* Begin *

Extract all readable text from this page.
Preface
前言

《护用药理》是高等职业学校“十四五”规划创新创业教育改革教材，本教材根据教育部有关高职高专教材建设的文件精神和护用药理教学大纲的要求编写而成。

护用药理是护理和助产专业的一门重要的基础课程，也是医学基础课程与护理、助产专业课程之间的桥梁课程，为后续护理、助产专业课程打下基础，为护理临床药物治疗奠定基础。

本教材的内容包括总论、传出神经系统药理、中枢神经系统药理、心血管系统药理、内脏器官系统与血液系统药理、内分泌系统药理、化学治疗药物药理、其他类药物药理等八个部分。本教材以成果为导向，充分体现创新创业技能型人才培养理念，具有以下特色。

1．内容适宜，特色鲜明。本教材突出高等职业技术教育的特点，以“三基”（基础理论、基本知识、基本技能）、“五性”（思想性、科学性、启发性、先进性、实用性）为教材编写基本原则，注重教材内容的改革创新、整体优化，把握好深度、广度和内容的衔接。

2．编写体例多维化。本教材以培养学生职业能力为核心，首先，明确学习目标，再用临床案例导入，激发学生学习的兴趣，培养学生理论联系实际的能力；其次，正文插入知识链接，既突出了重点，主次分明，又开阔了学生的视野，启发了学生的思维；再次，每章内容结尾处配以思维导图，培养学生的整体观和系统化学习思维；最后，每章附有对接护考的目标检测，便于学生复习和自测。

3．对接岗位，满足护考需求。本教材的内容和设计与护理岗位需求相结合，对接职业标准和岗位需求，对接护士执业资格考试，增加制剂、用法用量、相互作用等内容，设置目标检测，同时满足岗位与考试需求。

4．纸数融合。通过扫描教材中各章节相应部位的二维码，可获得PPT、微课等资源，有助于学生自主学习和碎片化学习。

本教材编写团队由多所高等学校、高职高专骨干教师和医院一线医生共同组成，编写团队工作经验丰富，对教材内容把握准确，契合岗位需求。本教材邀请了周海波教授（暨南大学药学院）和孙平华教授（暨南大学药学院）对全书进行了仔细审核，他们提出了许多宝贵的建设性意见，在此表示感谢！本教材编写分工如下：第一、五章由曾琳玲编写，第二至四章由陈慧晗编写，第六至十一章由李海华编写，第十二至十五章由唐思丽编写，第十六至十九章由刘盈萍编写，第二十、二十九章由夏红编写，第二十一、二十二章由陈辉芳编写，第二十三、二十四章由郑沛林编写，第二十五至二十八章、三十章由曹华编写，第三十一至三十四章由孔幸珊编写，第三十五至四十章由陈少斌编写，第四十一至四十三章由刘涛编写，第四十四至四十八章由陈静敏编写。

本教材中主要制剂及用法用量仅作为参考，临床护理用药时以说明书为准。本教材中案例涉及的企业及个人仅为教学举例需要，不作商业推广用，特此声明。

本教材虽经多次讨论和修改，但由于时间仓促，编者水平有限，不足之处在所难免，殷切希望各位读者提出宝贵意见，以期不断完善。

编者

* End *

▸ **Instruction**: Reproduce the material exactly, with every line intact.

▸ **Complete response**:
Extract all readable text from this page.
Preface
前言

《护用药理》是高等职业学校“十四五”规划创新创业教育改革教材，本教材根据教育部有关高职高专教材建设的文件精神和护用药理教学大纲的要求编写而成。

护用药理是护理和助产专业的一门重要的基础课程，也是医学基础课程与护理、助产专业课程之间的桥梁课程，为后续护理、助产专业课程打下基础，为护理临床药物治疗奠定基础。

本教材的内容包括总论、传出神经系统药理、中枢神经系统药理、心血管系统药理、内脏器官系统与血液系统药理、内分泌系统药理、化学治疗药物药理、其他类药物药理等八个部分。本教材以成果为导向，充分体现创新创业技能型人才培养理念，具有以下特色。

1．内容适宜，特色鲜明。本教材突出高等职业技术教育的特点，以“三基”（基础理论、基本知识、基本技能）、“五性”（思想性、科学性、启发性、先进性、实用性）为教材编写基本原则，注重教材内容的改革创新、整体优化，把握好深度、广度和内容的衔接。

2．编写体例多维化。本教材以培养学生职业能力为核心，首先，明确学习目标，再用临床案例导入，激发学生学习的兴趣，培养学生理论联系实际的能力；其次，正文插入知识链接，既突出了重点，主次分明，又开阔了学生的视野，启发了学生的思维；再次，每章内容结尾处配以思维导图，培养学生的整体观和系统化学习思维；最后，每章附有对接护考的目标检测，便于学生复习和自测。

3．对接岗位，满足护考需求。本教材的内容和设计与护理岗位需求相结合，对接职业标准和岗位需求，对接护士执业资格考试，增加制剂、用法用量、相互作用等内容，设置目标检测，同时满足岗位与考试需求。

4．纸数融合。通过扫描教材中各章节相应部位的二维码，可获得PPT、微课等资源，有助于学生自主学习和碎片化学习。

本教材编写团队由多所高等学校、高职高专骨干教师和医院一线医生共同组成，编写团队工作经验丰富，对教材内容把握准确，契合岗位需求。本教材邀请了周海波教授（暨南大学药学院）和孙平华教授（暨南大学药学院）对全书进行了仔细审核，他们提出了许多宝贵的建设性意见，在此表示感谢！本教材编写分工如下：第一、五章由曾琳玲编写，第二至四章由陈慧晗编写，第六至十一章由李海华编写，第十二至十五章由唐思丽编写，第十六至十九章由刘盈萍编写，第二十、二十九章由夏红编写，第二十一、二十二章由陈辉芳编写，第二十三、二十四章由郑沛林编写，第二十五至二十八章、三十章由曹华编写，第三十一至三十四章由孔幸珊编写，第三十五至四十章由陈少斌编写，第四十一至四十三章由刘涛编写，第四十四至四十八章由陈静敏编写。

本教材中主要制剂及用法用量仅作为参考，临床护理用药时以说明书为准。本教材中案例涉及的企业及个人仅为教学举例需要，不作商业推广用，特此声明。

本教材虽经多次讨论和修改，但由于时间仓促，编者水平有限，不足之处在所难免，殷切希望各位读者提出宝贵意见，以期不断完善。

编者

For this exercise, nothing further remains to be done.